**EXERCISE REQUIREMENTS**
Go through the listing below and gather every line with the word "Canada".

(Excerpts from a figure dataset)
####################

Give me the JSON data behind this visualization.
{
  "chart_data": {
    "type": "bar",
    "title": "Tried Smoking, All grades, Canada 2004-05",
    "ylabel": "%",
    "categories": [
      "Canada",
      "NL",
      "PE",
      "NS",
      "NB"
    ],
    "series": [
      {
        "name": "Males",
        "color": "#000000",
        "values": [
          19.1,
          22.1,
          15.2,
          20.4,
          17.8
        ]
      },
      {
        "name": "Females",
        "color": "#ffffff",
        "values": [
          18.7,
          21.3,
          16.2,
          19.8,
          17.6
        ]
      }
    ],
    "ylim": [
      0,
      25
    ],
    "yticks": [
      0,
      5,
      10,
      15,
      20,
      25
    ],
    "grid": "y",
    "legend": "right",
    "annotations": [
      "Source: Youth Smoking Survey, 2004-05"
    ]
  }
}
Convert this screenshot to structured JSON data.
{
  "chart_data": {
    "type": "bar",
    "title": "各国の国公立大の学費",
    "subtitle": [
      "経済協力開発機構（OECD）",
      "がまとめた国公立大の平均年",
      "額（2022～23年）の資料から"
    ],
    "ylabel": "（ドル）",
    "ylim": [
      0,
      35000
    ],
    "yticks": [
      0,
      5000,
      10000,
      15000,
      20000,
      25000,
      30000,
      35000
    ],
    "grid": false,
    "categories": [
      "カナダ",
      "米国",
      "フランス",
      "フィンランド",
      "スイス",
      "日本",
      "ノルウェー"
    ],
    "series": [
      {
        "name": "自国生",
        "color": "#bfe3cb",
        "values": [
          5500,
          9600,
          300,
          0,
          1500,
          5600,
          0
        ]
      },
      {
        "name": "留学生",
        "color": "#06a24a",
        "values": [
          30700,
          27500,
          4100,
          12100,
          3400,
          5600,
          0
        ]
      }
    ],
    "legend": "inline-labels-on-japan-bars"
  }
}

####################

**EXPECTED ANSWER**
    "title": "Tried Smoking, All grades, Canada 2004-05",
      "Canada",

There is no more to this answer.